━━━ Records to use
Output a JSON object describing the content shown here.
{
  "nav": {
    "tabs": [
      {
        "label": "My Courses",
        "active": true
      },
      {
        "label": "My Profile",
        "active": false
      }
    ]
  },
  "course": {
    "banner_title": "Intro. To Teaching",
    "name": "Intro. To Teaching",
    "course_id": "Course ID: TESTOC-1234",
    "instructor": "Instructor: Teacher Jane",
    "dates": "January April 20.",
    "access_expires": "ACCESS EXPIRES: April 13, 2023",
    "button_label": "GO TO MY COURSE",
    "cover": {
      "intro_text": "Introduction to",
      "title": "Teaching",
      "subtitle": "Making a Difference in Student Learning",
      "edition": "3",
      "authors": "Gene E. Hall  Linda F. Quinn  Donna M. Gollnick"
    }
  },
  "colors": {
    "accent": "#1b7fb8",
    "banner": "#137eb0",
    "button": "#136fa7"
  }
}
━━━━━━
━━━ Records to use
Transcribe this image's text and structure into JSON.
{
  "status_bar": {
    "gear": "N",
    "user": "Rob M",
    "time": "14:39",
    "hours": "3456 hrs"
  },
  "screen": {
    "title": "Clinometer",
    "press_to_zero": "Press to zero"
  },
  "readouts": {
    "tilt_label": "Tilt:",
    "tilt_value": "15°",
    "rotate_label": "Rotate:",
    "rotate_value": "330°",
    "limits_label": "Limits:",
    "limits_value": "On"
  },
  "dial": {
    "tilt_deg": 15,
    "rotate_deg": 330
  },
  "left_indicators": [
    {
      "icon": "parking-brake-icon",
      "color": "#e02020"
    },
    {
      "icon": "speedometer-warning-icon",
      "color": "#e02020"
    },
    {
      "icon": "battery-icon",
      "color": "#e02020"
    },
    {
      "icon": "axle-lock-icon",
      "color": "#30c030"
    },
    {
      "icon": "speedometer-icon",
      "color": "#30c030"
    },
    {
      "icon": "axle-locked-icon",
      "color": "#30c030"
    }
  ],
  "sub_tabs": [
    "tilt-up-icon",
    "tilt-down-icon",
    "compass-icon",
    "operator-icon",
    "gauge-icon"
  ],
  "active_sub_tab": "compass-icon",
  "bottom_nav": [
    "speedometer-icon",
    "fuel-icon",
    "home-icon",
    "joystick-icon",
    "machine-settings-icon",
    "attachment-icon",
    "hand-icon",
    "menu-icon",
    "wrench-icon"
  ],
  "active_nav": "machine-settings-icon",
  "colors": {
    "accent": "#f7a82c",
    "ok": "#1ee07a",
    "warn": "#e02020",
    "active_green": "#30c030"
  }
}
━━━━━━
Job
Count up the lines in the listing that hold the word "settings", and give that number only.

Answer to the exercise
2